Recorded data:
━━━━━━

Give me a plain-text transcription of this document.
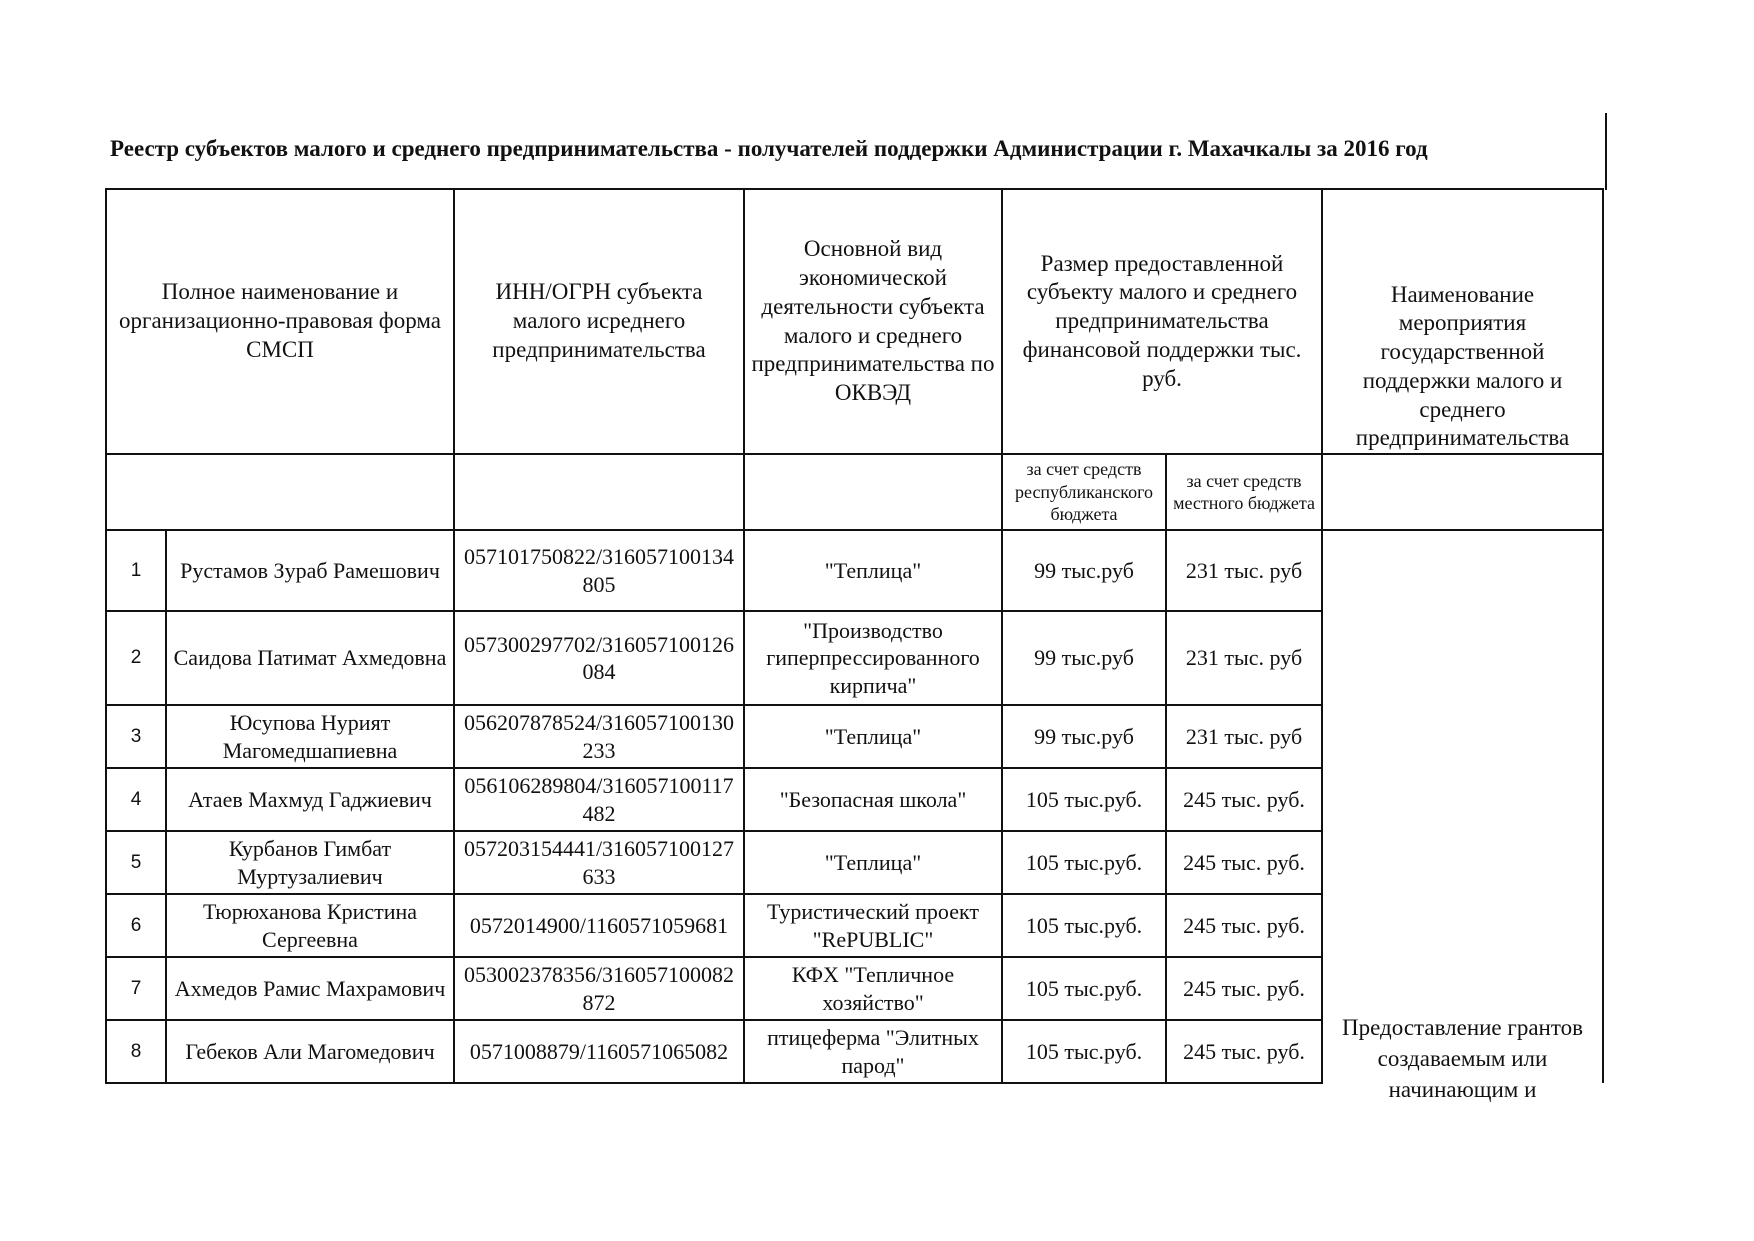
Реестр субъектов малого и среднего предпринимательства - получателей поддержки Администрации г. Махачкалы за 2016 год
Полное наименование и организационно-правовая форма СМСП		ИНН/ОГРН субъекта малого исреднего предпринимательства	Основной вид экономической деятельности субъекта малого и среднего предпринимательства по ОКВЭД	Размер предоставленной субъекту малого и среднего предпринимательства финансовой поддержки тыс. руб.		Наименование мероприятия государственной поддержки малого и среднего предпринимательства
				за счет средств республиканского бюджета	за счет средств местного бюджета	
1	Рустамов Зураб Рамешович	057101750822/316057100134805	"Теплица"	99 тыс.руб	231 тыс. руб	Предоставление грантов создаваемым или начинающим и

2	Саидова Патимат Ахмедовна	057300297702/316057100126084	"Производство гиперпрессированного кирпича"	99 тыс.руб	231 тыс. руб	
3	Юсупова Нурият Магомедшапиевна	056207878524/316057100130233	"Теплица"	99 тыс.руб	231 тыс. руб	
4	Атаев Махмуд Гаджиевич	056106289804/316057100117482	"Безопасная школа"	105 тыс.руб.	245 тыс. руб.	
5	Курбанов Гимбат Муртузалиевич	057203154441/316057100127633	"Теплица"	105 тыс.руб.	245 тыс. руб.	
6	Тюрюханова Кристина Сергеевна	0572014900/1160571059681	Туристический проект "RePUBLIC"	105 тыс.руб.	245 тыс. руб.	
7	Ахмедов Рамис Махрамович	053002378356/316057100082872	КФХ "Тепличное хозяйство"	105 тыс.руб.	245 тыс. руб.	
8	Гебеков Али Магомедович	0571008879/1160571065082	птицеферма "Элитных парод"	105 тыс.руб.	245 тыс. руб.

━━━━━━

WHAT YOU NEED TO DO: In the records above, locate every line with the string "поддержки" and copy it.

EXERCISE OUTPUT:
Реестр субъектов малого и среднего предпринимательства - получателей поддержки Администрации г. Махачкалы за 2016 год
Полное наименование и организационно-правовая форма СМСП		ИНН/ОГРН субъекта малого исреднего предпринимательства	Основной вид экономической деятельности субъекта малого и среднего предпринимательства по ОКВЭД	Размер предоставленной субъекту малого и среднего предпринимательства финансовой поддержки тыс. руб.		Наименование мероприятия государственной поддержки малого и среднего предпринимательства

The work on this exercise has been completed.